> SHORT TASK
Locate all lines with the word "kind" and copy them out.

─── SUPPLIED INFORMATION ───

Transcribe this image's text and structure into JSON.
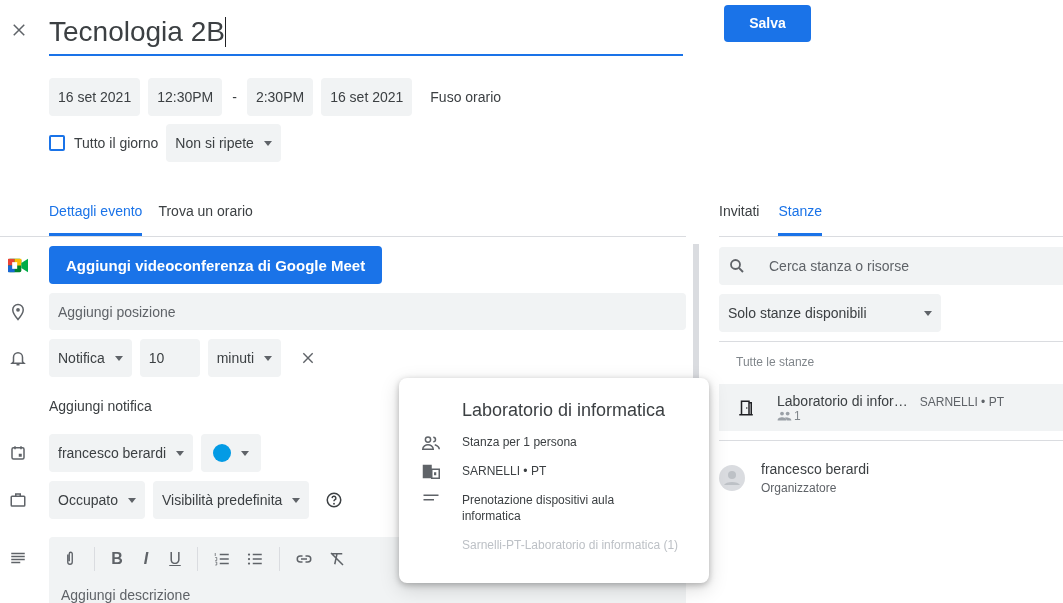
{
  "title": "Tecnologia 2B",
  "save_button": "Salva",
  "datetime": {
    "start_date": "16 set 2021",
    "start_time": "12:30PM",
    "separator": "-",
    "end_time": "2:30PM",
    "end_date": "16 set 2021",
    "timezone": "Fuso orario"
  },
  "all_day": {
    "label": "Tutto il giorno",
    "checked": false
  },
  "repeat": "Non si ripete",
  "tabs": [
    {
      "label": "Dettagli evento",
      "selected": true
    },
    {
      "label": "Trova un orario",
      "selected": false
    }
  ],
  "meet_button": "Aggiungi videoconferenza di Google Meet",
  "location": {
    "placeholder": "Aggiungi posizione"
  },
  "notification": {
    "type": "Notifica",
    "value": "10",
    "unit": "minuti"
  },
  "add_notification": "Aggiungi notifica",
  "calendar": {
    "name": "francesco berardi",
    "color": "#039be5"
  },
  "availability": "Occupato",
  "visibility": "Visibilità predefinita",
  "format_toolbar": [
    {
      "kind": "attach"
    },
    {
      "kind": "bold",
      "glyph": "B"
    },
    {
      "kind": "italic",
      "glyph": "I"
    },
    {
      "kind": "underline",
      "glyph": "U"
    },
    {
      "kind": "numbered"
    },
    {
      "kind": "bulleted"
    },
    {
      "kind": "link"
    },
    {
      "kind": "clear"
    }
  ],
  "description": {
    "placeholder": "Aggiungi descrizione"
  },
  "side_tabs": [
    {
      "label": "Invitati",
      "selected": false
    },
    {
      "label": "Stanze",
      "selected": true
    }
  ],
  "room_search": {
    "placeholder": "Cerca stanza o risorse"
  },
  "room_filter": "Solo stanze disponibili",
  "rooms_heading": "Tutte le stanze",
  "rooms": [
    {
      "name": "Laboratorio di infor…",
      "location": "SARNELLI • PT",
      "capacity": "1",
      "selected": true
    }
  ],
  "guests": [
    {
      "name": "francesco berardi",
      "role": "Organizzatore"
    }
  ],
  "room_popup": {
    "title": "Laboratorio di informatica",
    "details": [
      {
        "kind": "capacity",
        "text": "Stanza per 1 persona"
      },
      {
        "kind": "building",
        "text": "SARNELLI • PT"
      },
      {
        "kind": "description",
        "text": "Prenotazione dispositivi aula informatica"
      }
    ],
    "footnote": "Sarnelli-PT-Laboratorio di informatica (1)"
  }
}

───

> COMPLETED EXERCISE
      "kind": "attach"
      "kind": "bold",
      "kind": "italic",
      "kind": "underline",
      "kind": "numbered"
      "kind": "bulleted"
      "kind": "link"
      "kind": "clear"
        "kind": "capacity",
        "kind": "building",
        "kind": "description",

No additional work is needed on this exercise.